[START Data supplied]
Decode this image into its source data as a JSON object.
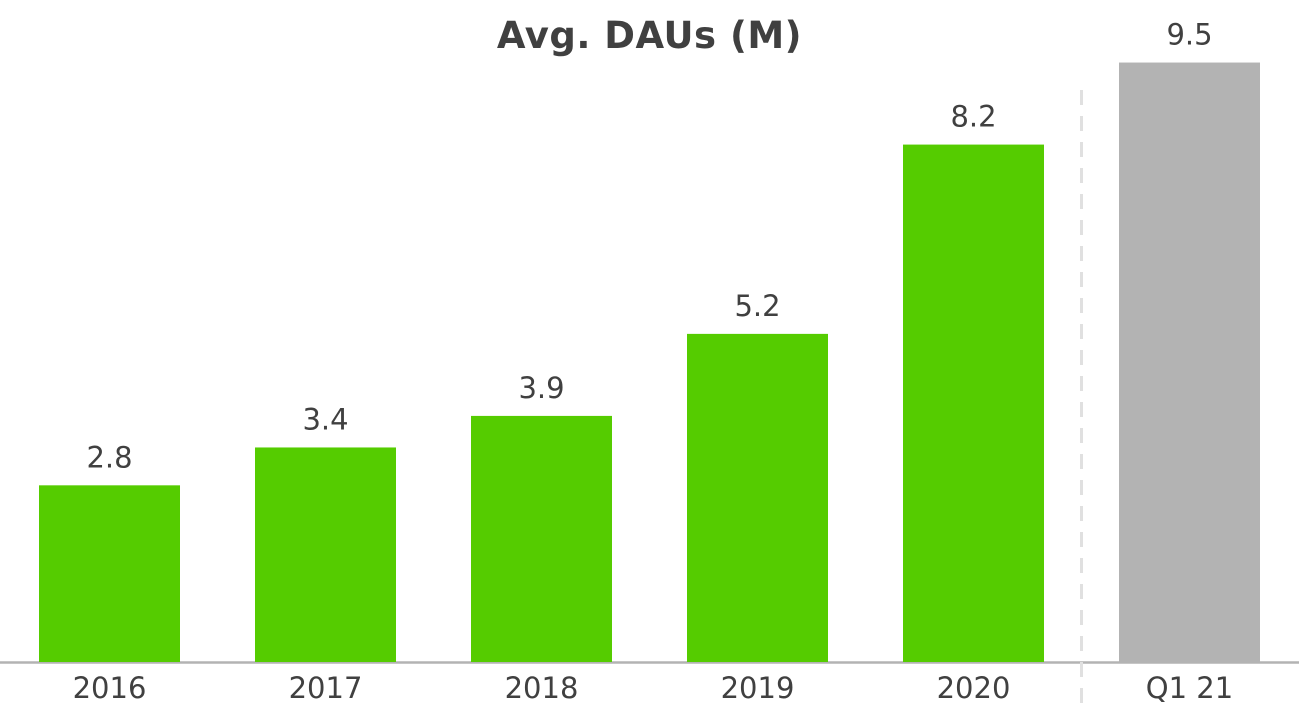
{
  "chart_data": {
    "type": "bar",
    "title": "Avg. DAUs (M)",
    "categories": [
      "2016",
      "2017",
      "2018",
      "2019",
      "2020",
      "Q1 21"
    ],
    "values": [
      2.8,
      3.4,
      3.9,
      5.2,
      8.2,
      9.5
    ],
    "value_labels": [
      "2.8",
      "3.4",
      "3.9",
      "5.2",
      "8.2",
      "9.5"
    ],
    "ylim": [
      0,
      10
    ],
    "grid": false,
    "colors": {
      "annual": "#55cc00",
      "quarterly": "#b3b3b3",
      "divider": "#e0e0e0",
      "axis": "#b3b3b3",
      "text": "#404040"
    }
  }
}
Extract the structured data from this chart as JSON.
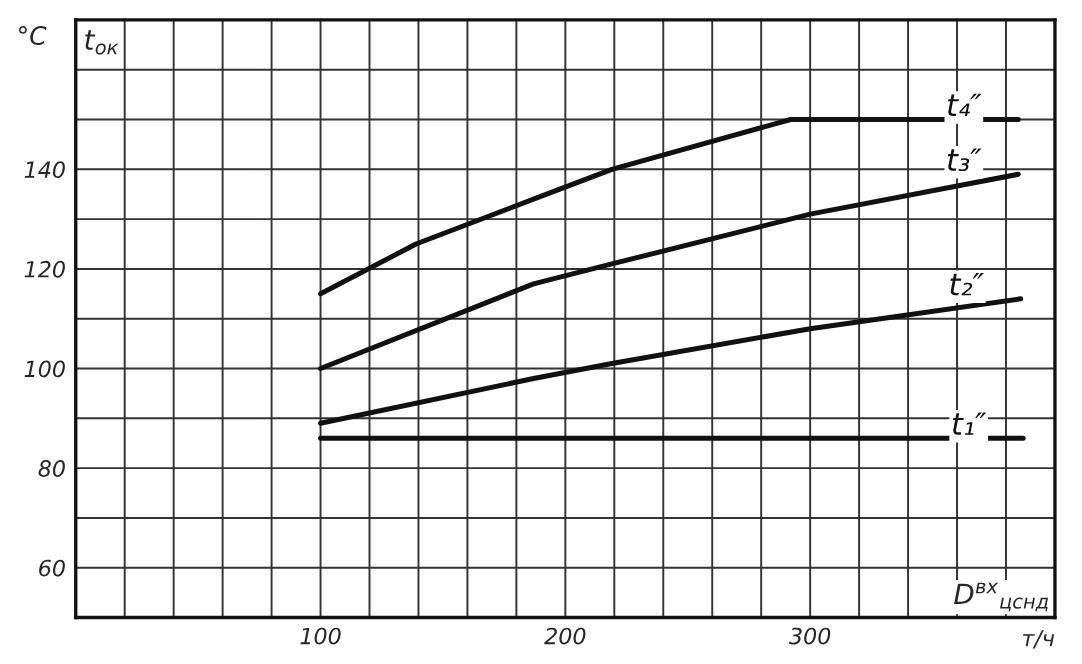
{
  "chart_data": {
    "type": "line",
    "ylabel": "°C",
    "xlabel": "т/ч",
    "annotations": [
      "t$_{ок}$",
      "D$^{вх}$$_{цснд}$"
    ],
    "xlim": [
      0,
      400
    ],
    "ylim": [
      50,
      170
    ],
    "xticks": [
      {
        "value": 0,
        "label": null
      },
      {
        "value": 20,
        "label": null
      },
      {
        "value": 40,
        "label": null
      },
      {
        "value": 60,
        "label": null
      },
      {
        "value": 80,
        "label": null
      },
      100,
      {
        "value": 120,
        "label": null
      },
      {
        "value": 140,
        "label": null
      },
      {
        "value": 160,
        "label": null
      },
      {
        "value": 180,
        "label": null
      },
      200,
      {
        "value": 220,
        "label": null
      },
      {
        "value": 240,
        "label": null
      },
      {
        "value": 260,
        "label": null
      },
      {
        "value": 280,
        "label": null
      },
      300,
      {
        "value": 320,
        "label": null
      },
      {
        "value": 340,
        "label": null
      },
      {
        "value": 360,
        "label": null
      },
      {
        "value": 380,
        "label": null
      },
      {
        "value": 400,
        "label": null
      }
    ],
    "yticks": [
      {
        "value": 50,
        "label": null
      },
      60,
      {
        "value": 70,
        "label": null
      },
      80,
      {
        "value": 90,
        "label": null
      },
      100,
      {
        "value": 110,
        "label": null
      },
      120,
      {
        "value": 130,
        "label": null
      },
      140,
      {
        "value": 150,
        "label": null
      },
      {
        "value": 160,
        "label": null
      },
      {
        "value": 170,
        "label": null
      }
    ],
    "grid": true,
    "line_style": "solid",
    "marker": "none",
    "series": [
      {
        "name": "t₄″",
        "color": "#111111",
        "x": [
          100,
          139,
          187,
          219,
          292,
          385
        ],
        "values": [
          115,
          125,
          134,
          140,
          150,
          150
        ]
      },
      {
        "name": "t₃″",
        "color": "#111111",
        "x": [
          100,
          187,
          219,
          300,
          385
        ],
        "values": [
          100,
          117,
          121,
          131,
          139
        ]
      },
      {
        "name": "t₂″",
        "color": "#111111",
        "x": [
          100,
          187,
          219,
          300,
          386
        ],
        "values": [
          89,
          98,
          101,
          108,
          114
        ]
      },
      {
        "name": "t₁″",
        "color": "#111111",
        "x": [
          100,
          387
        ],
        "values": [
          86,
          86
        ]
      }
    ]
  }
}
[END Data supplied]
[START Data supplied]
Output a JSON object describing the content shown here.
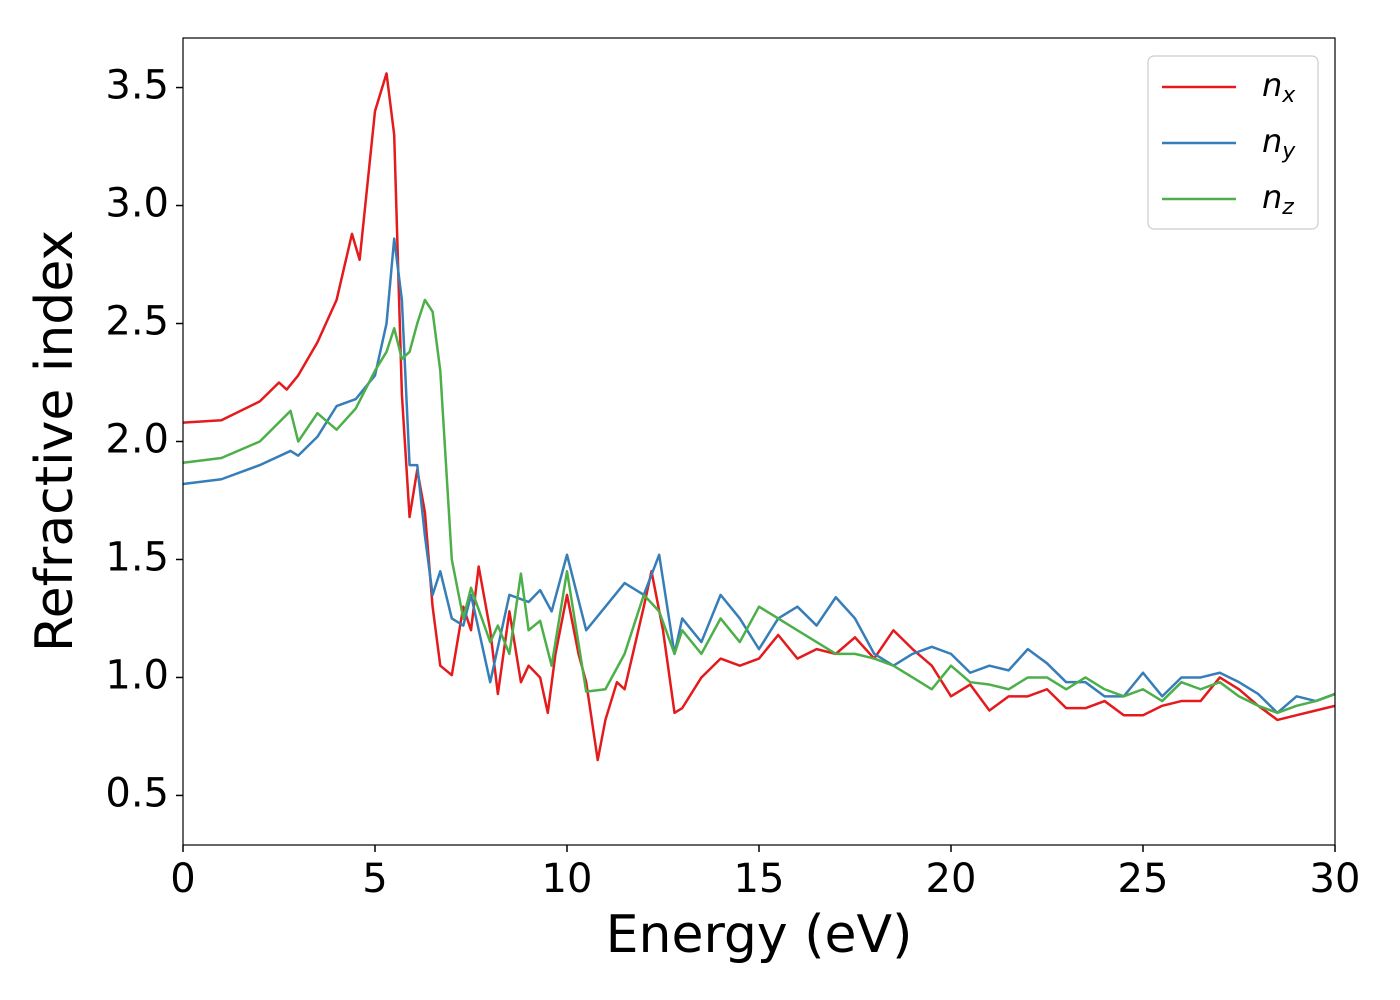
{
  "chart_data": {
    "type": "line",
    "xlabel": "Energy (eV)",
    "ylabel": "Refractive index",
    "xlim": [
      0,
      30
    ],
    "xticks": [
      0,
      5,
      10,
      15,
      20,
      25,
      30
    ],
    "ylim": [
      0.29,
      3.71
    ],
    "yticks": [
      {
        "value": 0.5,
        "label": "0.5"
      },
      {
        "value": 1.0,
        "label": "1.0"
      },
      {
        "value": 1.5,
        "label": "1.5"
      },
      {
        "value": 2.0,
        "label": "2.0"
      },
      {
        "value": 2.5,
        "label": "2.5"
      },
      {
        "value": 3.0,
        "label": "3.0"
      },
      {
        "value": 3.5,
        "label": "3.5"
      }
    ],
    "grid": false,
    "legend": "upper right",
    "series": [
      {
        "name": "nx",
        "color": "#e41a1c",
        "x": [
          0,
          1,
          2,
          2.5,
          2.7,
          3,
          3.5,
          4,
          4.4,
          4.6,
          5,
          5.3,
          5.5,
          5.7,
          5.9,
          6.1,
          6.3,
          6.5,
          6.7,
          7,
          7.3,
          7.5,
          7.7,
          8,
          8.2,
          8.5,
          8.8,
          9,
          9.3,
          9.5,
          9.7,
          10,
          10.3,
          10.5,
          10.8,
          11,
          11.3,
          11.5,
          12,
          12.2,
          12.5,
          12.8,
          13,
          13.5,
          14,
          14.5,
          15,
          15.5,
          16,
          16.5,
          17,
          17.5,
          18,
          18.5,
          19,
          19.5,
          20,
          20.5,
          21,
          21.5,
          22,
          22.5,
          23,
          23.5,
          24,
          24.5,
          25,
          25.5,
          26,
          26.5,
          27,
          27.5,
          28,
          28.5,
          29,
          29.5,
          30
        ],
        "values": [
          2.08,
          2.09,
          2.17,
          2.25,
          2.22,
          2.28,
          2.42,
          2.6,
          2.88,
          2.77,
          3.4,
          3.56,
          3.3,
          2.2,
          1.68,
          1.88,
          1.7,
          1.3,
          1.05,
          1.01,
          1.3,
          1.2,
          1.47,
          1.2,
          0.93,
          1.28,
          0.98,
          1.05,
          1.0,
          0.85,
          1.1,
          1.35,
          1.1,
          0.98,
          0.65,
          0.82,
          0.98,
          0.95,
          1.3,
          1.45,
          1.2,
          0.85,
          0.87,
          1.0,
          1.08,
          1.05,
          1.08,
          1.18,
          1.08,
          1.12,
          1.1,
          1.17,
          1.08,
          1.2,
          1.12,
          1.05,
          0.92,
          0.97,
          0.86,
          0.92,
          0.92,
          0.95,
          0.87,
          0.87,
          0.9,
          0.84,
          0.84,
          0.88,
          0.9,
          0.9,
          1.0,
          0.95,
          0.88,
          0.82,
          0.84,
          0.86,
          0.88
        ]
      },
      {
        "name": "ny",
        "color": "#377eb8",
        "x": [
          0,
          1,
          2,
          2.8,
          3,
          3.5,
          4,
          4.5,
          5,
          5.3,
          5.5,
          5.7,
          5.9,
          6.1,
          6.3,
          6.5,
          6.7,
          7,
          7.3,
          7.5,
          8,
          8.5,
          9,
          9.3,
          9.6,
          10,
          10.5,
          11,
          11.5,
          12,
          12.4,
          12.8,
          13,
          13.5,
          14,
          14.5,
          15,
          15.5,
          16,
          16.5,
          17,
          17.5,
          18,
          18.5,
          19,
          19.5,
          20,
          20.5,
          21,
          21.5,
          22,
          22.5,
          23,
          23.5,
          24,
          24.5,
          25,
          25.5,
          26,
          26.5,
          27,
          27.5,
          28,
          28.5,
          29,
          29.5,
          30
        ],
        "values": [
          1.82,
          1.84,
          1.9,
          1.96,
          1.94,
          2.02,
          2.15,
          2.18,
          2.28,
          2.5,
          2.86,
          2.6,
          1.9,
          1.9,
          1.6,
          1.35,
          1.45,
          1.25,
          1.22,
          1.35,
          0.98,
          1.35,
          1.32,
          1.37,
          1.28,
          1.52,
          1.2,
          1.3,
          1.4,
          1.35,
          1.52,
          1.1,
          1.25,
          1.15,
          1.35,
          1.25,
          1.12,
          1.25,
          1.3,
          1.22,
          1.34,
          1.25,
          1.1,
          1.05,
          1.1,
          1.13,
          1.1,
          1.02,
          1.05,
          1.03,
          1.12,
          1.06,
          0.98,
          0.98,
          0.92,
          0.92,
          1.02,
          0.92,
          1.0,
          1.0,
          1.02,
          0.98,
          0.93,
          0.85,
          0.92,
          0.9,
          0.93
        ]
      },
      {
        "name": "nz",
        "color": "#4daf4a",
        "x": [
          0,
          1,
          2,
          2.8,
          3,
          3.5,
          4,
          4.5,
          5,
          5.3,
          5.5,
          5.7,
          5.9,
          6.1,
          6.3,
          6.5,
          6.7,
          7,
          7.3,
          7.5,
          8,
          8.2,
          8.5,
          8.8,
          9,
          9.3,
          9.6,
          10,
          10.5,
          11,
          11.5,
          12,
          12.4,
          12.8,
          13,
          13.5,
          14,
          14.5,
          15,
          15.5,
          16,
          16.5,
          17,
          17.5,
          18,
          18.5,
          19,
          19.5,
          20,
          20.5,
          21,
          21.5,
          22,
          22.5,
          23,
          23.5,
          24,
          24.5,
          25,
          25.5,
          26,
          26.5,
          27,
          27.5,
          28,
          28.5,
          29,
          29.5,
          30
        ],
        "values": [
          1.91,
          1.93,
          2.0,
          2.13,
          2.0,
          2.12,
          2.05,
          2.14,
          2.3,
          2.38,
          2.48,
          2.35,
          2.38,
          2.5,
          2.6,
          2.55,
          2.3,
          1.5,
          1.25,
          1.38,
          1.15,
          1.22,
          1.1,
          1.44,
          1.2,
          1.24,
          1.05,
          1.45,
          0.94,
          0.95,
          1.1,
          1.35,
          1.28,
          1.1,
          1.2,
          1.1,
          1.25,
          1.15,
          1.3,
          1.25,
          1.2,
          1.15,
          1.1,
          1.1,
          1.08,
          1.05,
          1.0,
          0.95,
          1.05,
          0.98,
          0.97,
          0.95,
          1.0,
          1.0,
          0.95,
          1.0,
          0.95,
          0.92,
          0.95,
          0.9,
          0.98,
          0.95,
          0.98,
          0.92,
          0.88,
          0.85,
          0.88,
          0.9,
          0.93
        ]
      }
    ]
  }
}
[END Data supplied]
From the data above, show each line that contains "object".

Exercise output:
Decode this image into its source data as a JSON object.
Output a JSON object describing the content shown here.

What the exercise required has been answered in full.